— START EXTRACTED INFORMATION —

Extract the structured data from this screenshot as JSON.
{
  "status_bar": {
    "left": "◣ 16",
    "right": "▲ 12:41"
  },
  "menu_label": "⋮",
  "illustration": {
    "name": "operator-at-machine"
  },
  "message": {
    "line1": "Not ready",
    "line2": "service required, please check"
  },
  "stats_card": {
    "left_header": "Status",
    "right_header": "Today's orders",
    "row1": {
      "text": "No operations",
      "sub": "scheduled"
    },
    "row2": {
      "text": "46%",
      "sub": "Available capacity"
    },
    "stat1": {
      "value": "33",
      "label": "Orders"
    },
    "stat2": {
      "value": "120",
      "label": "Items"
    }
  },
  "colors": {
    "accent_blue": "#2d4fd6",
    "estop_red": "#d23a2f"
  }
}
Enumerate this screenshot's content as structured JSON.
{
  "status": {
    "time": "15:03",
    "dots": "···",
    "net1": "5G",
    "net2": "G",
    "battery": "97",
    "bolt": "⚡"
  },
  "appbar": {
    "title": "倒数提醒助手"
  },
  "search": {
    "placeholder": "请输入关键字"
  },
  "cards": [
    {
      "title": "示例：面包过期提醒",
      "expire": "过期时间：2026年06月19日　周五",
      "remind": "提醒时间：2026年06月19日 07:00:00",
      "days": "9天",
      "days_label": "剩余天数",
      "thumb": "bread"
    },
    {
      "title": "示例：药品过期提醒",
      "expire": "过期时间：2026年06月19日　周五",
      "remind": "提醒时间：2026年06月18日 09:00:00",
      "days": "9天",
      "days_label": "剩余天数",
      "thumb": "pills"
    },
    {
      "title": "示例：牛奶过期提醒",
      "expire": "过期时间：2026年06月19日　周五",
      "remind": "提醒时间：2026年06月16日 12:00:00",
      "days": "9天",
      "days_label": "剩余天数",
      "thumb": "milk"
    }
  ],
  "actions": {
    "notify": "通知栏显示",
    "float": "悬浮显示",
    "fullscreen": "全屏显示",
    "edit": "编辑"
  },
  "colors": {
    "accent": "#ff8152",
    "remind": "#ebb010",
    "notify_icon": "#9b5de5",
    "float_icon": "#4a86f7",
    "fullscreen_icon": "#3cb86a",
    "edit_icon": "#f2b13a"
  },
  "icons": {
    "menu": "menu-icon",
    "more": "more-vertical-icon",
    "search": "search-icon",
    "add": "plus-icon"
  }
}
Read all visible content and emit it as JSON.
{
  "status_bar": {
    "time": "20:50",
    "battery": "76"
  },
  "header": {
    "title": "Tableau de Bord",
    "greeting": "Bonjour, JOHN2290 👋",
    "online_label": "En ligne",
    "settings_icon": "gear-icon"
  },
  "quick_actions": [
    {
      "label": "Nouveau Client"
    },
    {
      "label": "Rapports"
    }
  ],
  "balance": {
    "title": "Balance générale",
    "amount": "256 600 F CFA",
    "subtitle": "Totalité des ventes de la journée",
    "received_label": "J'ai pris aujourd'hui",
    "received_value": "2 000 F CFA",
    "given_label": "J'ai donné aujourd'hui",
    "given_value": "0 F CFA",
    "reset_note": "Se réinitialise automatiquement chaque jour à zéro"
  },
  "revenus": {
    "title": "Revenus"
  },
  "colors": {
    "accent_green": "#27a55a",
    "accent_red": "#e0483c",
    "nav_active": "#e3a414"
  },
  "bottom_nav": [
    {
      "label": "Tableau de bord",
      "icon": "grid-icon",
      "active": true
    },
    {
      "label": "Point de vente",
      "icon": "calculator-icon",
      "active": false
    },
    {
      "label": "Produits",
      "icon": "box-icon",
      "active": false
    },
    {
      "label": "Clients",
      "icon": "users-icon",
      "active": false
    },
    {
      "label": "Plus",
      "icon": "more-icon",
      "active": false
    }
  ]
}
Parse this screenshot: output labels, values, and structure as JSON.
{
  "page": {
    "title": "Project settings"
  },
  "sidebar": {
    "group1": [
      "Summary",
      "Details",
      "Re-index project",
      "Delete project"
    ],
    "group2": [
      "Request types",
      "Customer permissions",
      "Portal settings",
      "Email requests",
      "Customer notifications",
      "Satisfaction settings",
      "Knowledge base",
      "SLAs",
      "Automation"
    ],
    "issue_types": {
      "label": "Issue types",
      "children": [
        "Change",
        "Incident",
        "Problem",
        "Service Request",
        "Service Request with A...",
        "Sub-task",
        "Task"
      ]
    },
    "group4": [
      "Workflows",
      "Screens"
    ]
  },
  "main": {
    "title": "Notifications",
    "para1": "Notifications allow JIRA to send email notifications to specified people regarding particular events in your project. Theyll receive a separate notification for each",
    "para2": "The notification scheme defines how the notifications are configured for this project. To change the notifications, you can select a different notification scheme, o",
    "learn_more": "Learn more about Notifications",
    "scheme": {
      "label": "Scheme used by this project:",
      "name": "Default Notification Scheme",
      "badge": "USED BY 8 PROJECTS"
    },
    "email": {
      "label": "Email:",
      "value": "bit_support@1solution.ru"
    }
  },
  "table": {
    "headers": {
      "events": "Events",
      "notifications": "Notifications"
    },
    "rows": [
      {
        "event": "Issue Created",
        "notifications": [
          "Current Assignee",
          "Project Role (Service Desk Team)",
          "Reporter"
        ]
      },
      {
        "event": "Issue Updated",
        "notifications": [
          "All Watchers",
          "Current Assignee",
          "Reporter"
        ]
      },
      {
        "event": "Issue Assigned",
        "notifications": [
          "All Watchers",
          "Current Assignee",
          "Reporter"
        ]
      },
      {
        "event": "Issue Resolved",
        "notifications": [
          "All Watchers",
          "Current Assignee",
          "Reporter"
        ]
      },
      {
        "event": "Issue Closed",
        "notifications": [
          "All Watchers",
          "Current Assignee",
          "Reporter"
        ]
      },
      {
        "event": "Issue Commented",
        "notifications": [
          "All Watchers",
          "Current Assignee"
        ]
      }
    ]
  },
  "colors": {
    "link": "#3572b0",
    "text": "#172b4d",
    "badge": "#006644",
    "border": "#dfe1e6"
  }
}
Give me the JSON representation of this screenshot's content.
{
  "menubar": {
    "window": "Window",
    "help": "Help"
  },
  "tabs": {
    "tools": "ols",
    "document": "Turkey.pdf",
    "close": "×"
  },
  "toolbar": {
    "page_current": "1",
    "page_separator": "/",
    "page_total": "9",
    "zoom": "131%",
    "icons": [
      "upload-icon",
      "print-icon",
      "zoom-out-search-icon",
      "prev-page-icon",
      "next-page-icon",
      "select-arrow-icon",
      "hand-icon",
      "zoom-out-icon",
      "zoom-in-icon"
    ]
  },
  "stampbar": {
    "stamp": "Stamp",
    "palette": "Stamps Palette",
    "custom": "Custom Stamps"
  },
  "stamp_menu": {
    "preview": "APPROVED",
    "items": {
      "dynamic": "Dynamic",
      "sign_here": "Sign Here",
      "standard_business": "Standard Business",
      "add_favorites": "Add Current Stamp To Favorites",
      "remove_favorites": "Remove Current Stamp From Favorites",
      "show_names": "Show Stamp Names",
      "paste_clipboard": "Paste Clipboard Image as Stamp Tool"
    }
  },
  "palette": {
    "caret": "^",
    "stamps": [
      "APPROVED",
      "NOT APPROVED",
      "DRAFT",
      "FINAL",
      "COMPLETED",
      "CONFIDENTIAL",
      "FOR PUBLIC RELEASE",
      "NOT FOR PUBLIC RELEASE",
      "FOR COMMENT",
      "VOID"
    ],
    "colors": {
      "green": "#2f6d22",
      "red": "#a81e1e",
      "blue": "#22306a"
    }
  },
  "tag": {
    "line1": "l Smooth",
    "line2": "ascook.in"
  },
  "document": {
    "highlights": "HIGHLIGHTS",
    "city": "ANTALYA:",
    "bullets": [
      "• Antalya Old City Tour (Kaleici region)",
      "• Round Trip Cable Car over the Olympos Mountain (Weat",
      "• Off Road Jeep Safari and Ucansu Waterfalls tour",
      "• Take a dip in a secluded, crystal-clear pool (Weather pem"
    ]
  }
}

— END EXTRACTED INFORMATION —

PROBLEM TO SOLVE: Select every line in the records above that contains the word "screenshot".

THE ANSWER:
Extract the structured data from this screenshot as JSON.
Enumerate this screenshot's content as structured JSON.
Parse this screenshot: output labels, values, and structure as JSON.
Give me the JSON representation of this screenshot's content.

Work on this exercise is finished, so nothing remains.